Spatial layout entries
• • • • •

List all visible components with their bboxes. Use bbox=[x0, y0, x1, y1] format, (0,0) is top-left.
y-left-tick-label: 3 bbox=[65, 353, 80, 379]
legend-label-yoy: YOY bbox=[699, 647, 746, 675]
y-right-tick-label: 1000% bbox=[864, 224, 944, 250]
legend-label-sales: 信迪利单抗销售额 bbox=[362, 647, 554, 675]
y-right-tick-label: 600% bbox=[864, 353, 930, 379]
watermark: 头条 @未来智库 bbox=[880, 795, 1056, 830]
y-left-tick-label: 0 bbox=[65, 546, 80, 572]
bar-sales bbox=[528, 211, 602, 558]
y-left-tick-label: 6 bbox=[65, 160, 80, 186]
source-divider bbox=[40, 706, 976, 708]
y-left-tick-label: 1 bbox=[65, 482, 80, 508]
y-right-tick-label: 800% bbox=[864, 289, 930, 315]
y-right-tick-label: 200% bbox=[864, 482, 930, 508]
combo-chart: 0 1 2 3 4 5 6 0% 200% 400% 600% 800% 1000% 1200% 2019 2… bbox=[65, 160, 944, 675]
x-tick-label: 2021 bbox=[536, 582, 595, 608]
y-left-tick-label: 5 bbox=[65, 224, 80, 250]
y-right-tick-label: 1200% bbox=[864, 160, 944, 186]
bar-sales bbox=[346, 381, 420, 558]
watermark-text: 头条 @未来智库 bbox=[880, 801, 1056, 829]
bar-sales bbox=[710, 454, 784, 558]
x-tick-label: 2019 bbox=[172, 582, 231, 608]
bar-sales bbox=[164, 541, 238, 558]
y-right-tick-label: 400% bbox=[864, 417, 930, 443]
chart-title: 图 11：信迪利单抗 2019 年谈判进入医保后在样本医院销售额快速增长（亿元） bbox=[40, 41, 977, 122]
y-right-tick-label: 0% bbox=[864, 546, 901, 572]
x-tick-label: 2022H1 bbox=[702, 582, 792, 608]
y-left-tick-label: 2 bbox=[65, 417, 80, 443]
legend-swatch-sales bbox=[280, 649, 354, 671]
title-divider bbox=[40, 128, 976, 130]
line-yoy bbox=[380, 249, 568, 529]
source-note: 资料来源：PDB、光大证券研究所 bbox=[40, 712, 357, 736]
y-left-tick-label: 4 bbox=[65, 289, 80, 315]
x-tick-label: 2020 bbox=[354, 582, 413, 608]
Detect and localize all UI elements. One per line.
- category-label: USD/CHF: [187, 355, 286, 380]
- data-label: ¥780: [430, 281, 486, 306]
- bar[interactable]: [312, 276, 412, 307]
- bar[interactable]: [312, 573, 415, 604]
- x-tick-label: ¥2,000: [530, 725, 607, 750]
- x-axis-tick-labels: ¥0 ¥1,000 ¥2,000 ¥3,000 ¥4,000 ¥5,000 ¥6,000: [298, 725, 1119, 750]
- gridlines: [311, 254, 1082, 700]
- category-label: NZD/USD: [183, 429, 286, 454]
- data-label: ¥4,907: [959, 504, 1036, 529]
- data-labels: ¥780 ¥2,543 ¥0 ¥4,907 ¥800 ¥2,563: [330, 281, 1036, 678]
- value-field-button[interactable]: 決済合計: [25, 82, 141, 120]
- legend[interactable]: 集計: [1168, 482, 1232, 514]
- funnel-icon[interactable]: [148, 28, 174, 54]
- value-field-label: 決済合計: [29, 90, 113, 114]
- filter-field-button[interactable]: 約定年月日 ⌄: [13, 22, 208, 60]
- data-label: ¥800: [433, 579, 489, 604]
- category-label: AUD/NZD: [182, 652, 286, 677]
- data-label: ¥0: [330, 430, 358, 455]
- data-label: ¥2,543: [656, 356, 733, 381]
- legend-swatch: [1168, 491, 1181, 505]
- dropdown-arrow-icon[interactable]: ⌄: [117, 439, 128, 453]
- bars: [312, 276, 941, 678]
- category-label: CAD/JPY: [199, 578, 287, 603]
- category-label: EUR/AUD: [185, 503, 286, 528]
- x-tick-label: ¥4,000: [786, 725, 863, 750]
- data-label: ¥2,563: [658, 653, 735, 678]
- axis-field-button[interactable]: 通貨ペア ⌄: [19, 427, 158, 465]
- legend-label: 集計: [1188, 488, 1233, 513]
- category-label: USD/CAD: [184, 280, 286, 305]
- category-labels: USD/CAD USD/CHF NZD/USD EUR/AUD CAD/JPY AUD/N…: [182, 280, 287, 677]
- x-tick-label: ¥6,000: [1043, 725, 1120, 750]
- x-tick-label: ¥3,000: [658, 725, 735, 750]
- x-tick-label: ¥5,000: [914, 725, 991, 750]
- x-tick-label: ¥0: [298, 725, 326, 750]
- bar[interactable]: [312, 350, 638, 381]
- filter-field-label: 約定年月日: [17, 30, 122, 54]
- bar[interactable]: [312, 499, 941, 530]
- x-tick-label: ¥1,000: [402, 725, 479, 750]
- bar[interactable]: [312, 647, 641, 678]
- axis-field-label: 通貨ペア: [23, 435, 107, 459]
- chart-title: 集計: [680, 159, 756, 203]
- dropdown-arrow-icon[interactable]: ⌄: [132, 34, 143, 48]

• • • • •

Return the records above word for word, starting with the first line and going on through the line that contains "y-left-tick-label: 1 bbox=[65, 482, 80, 508]", with both ends included.

List all visible components with their bboxes. Use bbox=[x0, y0, x1, y1] format, (0,0) is top-left.
y-left-tick-label: 3 bbox=[65, 353, 80, 379]
legend-label-yoy: YOY bbox=[699, 647, 746, 675]
y-right-tick-label: 1000% bbox=[864, 224, 944, 250]
legend-label-sales: 信迪利单抗销售额 bbox=[362, 647, 554, 675]
y-right-tick-label: 600% bbox=[864, 353, 930, 379]
watermark: 头条 @未来智库 bbox=[880, 795, 1056, 830]
y-left-tick-label: 0 bbox=[65, 546, 80, 572]
bar-sales bbox=[528, 211, 602, 558]
y-left-tick-label: 6 bbox=[65, 160, 80, 186]
source-divider bbox=[40, 706, 976, 708]
y-left-tick-label: 1 bbox=[65, 482, 80, 508]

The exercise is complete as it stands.